- **EXERCISE PROMPT**: Extract the records in full, leaving every picture out.

- **SUPPLIED ENTRIES**:
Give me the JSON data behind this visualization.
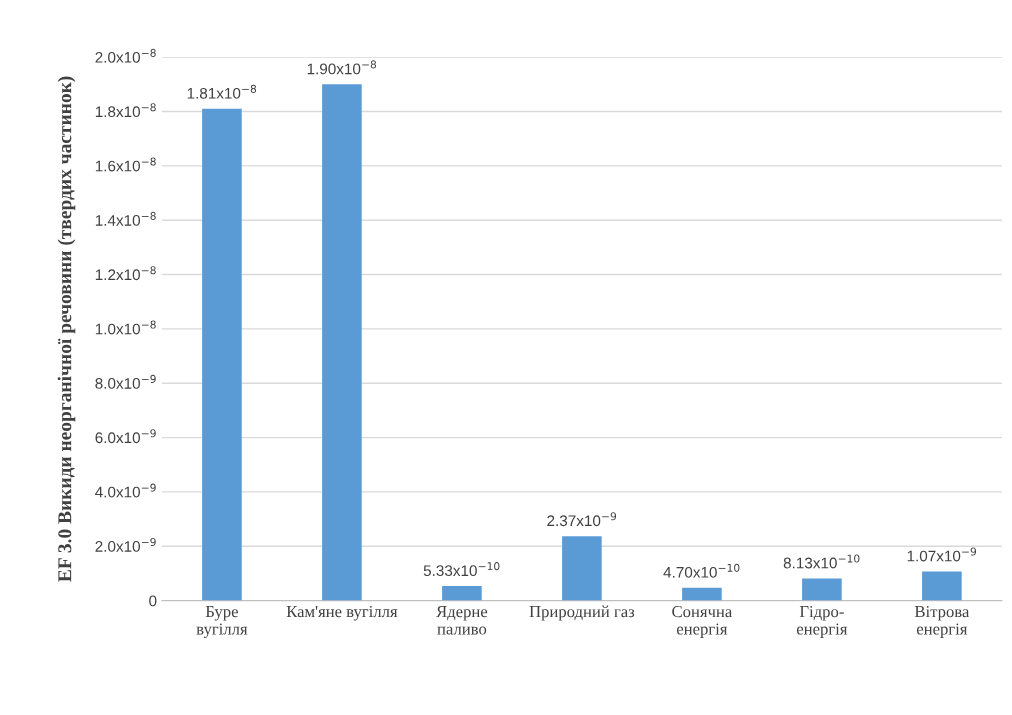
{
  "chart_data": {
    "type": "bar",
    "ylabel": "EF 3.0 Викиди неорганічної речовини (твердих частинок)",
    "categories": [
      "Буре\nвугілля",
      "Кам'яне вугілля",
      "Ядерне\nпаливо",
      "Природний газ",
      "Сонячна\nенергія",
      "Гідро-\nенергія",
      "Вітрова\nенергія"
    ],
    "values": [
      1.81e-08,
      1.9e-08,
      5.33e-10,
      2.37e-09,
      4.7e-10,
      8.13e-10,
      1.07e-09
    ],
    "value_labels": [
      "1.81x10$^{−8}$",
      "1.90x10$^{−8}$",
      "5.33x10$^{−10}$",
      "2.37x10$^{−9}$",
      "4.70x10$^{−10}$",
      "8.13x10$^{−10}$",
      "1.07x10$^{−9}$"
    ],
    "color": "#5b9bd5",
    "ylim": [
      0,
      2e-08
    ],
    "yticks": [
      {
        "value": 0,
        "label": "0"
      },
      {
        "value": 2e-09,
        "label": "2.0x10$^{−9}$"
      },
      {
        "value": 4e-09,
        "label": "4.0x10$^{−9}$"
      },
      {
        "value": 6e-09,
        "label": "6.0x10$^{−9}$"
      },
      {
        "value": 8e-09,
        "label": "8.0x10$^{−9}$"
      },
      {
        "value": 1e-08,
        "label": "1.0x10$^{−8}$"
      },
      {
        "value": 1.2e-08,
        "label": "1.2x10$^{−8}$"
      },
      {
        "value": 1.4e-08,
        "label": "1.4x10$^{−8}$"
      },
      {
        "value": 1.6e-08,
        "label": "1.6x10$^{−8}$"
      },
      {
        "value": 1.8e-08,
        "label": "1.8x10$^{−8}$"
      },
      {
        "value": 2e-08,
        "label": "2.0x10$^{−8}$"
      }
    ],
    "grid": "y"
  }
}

- **EXPECTED ANSWER**:
Give me the JSON data behind this visualization.
{
  "chart_data": {
    "type": "bar",
    "ylabel": "EF 3.0 Викиди неорганічної речовини (твердих частинок)",
    "categories": [
      "Буре\nвугілля",
      "Кам'яне вугілля",
      "Ядерне\nпаливо",
      "Природний газ",
      "Сонячна\nенергія",
      "Гідро-\nенергія",
      "Вітрова\nенергія"
    ],
    "values": [
      1.81e-08,
      1.9e-08,
      5.33e-10,
      2.37e-09,
      4.7e-10,
      8.13e-10,
      1.07e-09
    ],
    "value_labels": [
      "1.81x10$^{−8}$",
      "1.90x10$^{−8}$",
      "5.33x10$^{−10}$",
      "2.37x10$^{−9}$",
      "4.70x10$^{−10}$",
      "8.13x10$^{−10}$",
      "1.07x10$^{−9}$"
    ],
    "color": "#5b9bd5",
    "ylim": [
      0,
      2e-08
    ],
    "yticks": [
      {
        "value": 0,
        "label": "0"
      },
      {
        "value": 2e-09,
        "label": "2.0x10$^{−9}$"
      },
      {
        "value": 4e-09,
        "label": "4.0x10$^{−9}$"
      },
      {
        "value": 6e-09,
        "label": "6.0x10$^{−9}$"
      },
      {
        "value": 8e-09,
        "label": "8.0x10$^{−9}$"
      },
      {
        "value": 1e-08,
        "label": "1.0x10$^{−8}$"
      },
      {
        "value": 1.2e-08,
        "label": "1.2x10$^{−8}$"
      },
      {
        "value": 1.4e-08,
        "label": "1.4x10$^{−8}$"
      },
      {
        "value": 1.6e-08,
        "label": "1.6x10$^{−8}$"
      },
      {
        "value": 1.8e-08,
        "label": "1.8x10$^{−8}$"
      },
      {
        "value": 2e-08,
        "label": "2.0x10$^{−8}$"
      }
    ],
    "grid": "y"
  }
}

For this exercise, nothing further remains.